▶ _INFORMATION SHOWN_
· · · · · · ·

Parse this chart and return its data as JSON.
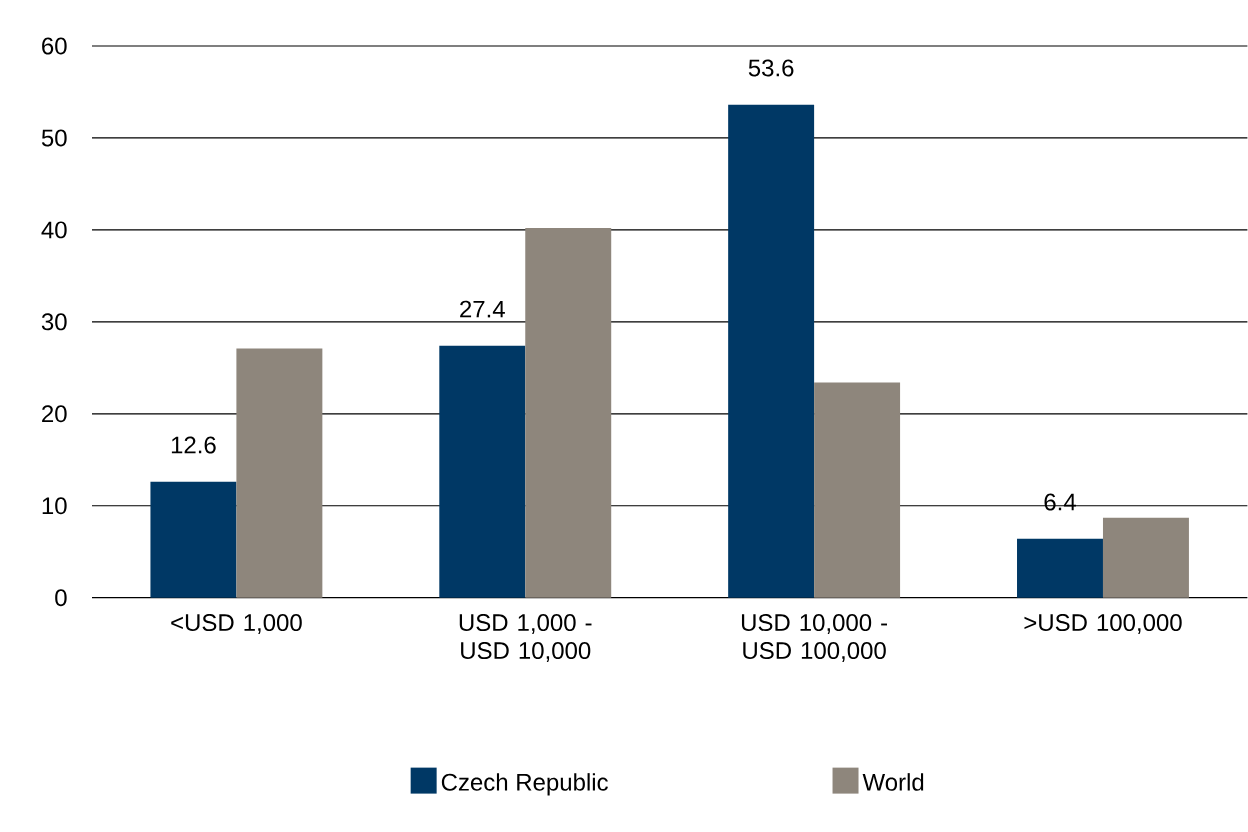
{
  "chart_data": {
    "type": "bar",
    "categories": [
      "<USD 1,000",
      "USD 1,000 - USD 10,000",
      "USD 10,000 - USD 100,000",
      ">USD 100,000"
    ],
    "series": [
      {
        "name": "Czech Republic",
        "color": "#003865",
        "values": [
          12.6,
          27.4,
          53.6,
          6.4
        ],
        "value_labels": [
          "12.6",
          "27.4",
          "53.6",
          "6.4"
        ]
      },
      {
        "name": "World",
        "color": "#8e867c",
        "values": [
          27.1,
          40.2,
          23.4,
          8.7
        ]
      }
    ],
    "ylim": [
      0,
      60
    ],
    "yticks": [
      0,
      10,
      20,
      30,
      40,
      50,
      60
    ],
    "grid": "y",
    "legend": "bottom"
  }
}
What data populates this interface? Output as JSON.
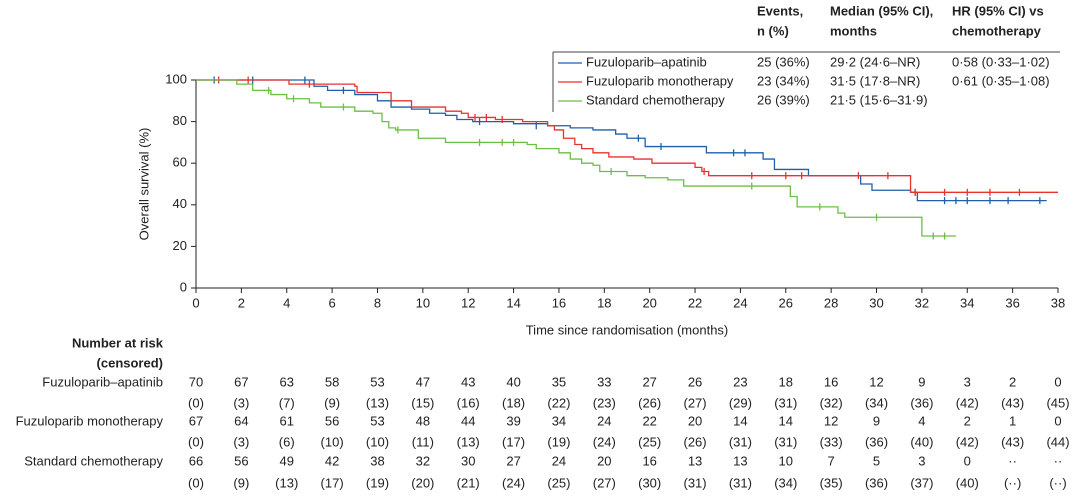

· · · · · · ·

▶ _AIM_
An exact transcription of all the entries is required, without the pictures.

▶ _SOLUTION TO THIS TASK_
Parse this chart and return its data as JSON.
{
  "chart_data": {
    "type": "bar",
    "categories": [
      "<USD 1,000",
      "USD 1,000 - USD 10,000",
      "USD 10,000 - USD 100,000",
      ">USD 100,000"
    ],
    "series": [
      {
        "name": "Czech Republic",
        "color": "#003865",
        "values": [
          12.6,
          27.4,
          53.6,
          6.4
        ],
        "value_labels": [
          "12.6",
          "27.4",
          "53.6",
          "6.4"
        ]
      },
      {
        "name": "World",
        "color": "#8e867c",
        "values": [
          27.1,
          40.2,
          23.4,
          8.7
        ]
      }
    ],
    "ylim": [
      0,
      60
    ],
    "yticks": [
      0,
      10,
      20,
      30,
      40,
      50,
      60
    ],
    "grid": "y",
    "legend": "bottom"
  }
}
What data populates this interface? Output as JSON.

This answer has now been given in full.